══ SUPPLIED DATA

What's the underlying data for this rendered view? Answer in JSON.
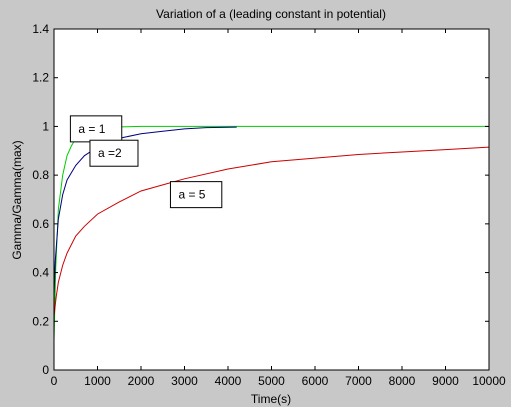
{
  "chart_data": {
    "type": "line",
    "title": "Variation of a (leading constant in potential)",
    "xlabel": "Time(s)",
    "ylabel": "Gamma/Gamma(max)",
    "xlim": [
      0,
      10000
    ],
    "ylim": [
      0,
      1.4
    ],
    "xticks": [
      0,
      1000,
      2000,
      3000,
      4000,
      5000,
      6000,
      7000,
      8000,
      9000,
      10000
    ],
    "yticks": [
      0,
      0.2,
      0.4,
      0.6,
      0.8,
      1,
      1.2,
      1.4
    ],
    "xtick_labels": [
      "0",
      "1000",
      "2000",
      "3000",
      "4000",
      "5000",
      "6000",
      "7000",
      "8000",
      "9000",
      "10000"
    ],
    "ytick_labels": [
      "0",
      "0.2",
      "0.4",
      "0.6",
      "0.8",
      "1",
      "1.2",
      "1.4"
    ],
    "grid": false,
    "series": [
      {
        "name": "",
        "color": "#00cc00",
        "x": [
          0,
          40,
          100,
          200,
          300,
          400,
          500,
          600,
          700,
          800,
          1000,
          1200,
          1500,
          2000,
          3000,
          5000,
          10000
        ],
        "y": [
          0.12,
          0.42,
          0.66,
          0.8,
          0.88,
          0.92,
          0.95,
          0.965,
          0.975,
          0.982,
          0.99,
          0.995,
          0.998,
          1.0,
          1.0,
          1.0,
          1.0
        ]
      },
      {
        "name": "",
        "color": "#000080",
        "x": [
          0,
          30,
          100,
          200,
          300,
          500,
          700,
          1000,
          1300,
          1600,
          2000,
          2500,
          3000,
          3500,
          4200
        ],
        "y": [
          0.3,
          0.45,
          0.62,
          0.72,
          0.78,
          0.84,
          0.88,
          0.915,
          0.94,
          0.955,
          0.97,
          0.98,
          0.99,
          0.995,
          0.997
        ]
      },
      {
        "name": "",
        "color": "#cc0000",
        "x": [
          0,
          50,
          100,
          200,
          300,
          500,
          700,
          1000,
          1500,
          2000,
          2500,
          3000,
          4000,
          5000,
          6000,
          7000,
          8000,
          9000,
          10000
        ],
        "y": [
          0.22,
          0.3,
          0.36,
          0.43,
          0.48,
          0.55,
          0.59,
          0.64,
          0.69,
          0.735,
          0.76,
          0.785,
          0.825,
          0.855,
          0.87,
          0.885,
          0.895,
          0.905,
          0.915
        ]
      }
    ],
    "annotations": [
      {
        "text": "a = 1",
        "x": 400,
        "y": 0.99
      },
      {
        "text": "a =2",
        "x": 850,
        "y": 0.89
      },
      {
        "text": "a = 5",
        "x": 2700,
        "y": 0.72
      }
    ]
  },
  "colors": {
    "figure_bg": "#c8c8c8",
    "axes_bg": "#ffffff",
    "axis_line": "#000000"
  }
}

════
══ SUPPLIED DATA

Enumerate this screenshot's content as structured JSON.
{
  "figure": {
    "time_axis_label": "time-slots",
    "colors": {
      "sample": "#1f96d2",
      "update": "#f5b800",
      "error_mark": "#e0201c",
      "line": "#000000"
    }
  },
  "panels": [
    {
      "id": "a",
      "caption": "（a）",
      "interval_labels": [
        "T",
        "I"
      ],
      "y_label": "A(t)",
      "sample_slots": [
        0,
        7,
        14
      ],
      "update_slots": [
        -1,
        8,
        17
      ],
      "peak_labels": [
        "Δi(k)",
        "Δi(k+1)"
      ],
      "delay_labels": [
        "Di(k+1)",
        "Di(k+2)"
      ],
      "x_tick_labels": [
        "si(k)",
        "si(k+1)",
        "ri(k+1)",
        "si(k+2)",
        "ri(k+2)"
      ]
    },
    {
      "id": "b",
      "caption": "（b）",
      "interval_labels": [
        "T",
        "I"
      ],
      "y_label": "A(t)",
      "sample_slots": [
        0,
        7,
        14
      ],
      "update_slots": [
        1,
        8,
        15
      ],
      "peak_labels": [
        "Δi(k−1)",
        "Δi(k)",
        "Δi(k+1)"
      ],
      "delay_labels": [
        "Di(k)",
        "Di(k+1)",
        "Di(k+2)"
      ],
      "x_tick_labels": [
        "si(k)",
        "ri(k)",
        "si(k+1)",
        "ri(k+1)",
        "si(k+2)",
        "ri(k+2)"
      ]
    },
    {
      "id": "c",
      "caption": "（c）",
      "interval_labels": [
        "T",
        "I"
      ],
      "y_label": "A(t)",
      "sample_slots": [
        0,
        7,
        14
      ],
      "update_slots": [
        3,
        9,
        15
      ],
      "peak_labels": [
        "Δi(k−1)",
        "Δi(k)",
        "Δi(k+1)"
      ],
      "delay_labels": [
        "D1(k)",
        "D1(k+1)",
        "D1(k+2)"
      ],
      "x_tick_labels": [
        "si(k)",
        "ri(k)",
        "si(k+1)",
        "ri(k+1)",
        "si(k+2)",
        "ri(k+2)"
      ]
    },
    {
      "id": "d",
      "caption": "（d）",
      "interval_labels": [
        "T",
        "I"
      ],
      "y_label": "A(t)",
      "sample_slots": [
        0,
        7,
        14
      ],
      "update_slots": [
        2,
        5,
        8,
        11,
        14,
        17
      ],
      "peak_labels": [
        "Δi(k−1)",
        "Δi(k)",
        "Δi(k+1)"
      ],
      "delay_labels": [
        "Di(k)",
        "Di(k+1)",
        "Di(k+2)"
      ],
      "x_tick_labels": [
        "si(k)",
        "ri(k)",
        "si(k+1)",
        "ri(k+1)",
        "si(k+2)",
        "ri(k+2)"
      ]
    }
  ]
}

════
══ SUPPLIED DATA

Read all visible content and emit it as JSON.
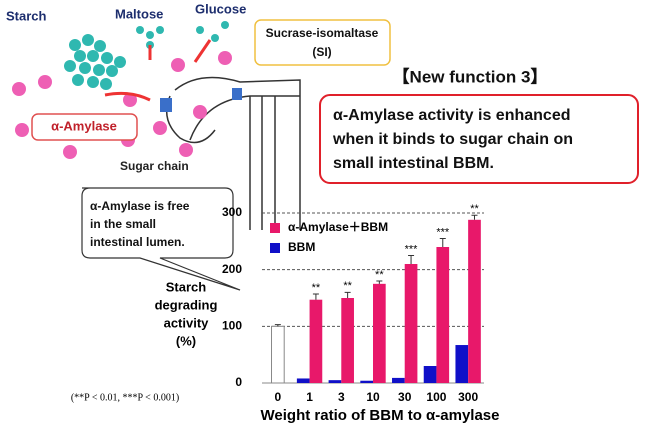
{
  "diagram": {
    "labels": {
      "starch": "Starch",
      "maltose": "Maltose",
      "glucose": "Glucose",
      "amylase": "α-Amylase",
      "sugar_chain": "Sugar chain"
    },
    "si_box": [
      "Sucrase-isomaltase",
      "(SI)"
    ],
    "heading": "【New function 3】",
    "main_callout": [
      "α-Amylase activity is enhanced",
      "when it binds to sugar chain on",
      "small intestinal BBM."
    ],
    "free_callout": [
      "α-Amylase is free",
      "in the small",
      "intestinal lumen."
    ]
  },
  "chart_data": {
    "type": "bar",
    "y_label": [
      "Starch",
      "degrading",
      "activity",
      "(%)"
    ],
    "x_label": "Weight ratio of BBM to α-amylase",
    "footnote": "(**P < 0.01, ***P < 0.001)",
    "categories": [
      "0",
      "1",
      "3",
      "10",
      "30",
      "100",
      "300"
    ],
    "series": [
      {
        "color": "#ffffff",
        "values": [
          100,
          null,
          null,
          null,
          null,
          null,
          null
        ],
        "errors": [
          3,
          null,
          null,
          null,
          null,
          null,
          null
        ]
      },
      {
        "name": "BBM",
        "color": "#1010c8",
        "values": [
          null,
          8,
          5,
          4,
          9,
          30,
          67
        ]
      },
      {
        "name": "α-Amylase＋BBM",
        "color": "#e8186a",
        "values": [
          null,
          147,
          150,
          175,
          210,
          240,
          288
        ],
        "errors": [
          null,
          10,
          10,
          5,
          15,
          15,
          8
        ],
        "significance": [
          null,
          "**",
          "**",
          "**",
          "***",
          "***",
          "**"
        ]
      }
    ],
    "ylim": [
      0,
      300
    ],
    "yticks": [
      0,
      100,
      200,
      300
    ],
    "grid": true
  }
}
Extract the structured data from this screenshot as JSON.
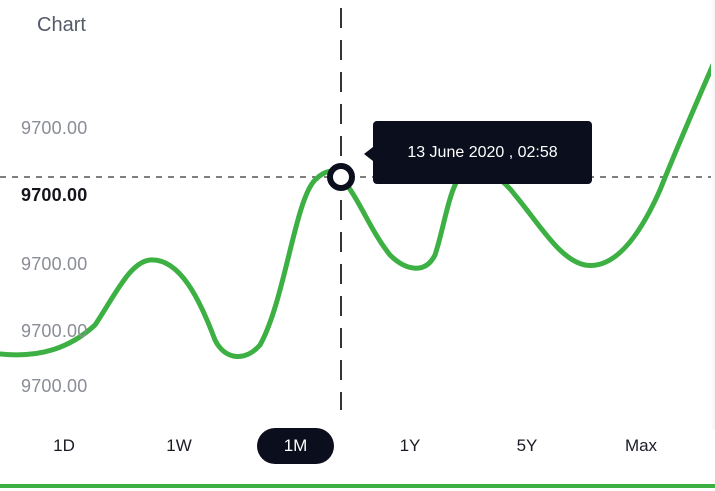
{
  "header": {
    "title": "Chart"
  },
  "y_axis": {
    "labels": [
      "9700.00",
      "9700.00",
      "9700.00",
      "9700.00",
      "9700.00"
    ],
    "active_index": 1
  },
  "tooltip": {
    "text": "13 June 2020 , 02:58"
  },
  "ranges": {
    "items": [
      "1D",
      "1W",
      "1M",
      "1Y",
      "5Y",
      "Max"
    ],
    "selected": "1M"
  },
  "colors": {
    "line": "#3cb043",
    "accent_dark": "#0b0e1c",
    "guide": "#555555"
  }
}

════

## WRITTEN TASK
State, as a number only, how many lines in the entries include "title".

## WRITTEN REPLY
2